• [Exercise goal]: Please transcribe every line of the data below word for word, without changing anything.

• [Collected data]:
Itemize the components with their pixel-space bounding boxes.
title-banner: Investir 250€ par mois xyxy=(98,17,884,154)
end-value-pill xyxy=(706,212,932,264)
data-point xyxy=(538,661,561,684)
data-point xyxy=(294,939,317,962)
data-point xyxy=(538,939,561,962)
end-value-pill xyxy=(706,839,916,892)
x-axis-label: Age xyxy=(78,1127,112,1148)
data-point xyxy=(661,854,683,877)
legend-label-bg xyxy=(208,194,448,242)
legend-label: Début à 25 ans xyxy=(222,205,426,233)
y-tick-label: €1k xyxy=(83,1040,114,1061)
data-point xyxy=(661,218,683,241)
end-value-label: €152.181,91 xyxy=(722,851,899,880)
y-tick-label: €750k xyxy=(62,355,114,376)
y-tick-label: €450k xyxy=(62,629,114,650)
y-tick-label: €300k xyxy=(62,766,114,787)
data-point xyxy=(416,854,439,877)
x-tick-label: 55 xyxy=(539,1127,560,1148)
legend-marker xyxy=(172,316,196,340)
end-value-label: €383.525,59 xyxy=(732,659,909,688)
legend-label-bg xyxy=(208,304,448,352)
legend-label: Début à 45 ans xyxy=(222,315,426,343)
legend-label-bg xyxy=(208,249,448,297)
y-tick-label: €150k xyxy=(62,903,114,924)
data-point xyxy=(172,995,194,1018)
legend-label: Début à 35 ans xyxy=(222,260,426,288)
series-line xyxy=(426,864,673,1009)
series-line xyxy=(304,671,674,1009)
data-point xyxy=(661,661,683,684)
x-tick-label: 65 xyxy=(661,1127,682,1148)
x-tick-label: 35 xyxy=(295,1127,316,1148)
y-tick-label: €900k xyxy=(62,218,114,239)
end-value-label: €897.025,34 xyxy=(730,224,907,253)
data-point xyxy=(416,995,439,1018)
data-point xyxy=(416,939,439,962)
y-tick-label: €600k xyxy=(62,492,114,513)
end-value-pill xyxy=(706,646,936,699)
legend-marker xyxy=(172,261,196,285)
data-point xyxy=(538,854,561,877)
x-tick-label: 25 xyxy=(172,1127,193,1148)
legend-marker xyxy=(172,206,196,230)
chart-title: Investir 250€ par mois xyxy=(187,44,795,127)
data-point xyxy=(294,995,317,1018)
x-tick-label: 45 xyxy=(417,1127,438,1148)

• [Final result]:
Itemize the components with their pixel-space bounding boxes.
title-banner: Investir 250€ par mois xyxy=(98,17,884,154)
end-value-pill xyxy=(706,212,932,264)
data-point xyxy=(538,661,561,684)
data-point xyxy=(294,939,317,962)
data-point xyxy=(538,939,561,962)
end-value-pill xyxy=(706,839,916,892)
x-axis-label: Age xyxy=(78,1127,112,1148)
data-point xyxy=(661,854,683,877)
legend-label-bg xyxy=(208,194,448,242)
legend-label: Début à 25 ans xyxy=(222,205,426,233)
y-tick-label: €1k xyxy=(83,1040,114,1061)
data-point xyxy=(661,218,683,241)
end-value-label: €152.181,91 xyxy=(722,851,899,880)
y-tick-label: €750k xyxy=(62,355,114,376)
y-tick-label: €450k xyxy=(62,629,114,650)
y-tick-label: €300k xyxy=(62,766,114,787)
data-point xyxy=(416,854,439,877)
x-tick-label: 55 xyxy=(539,1127,560,1148)
legend-marker xyxy=(172,316,196,340)
end-value-label: €383.525,59 xyxy=(732,659,909,688)
legend-label-bg xyxy=(208,304,448,352)
legend-label: Début à 45 ans xyxy=(222,315,426,343)
legend-label-bg xyxy=(208,249,448,297)
y-tick-label: €150k xyxy=(62,903,114,924)
data-point xyxy=(172,995,194,1018)
legend-label: Début à 35 ans xyxy=(222,260,426,288)
series-line xyxy=(426,864,673,1009)
series-line xyxy=(304,671,674,1009)
data-point xyxy=(661,661,683,684)
x-tick-label: 65 xyxy=(661,1127,682,1148)
x-tick-label: 35 xyxy=(295,1127,316,1148)
y-tick-label: €900k xyxy=(62,218,114,239)
end-value-label: €897.025,34 xyxy=(730,224,907,253)
data-point xyxy=(416,995,439,1018)
data-point xyxy=(416,939,439,962)
y-tick-label: €600k xyxy=(62,492,114,513)
end-value-pill xyxy=(706,646,936,699)
legend-marker xyxy=(172,261,196,285)
data-point xyxy=(538,854,561,877)
x-tick-label: 25 xyxy=(172,1127,193,1148)
legend-marker xyxy=(172,206,196,230)
chart-title: Investir 250€ par mois xyxy=(187,44,795,127)
data-point xyxy=(294,995,317,1018)
x-tick-label: 45 xyxy=(417,1127,438,1148)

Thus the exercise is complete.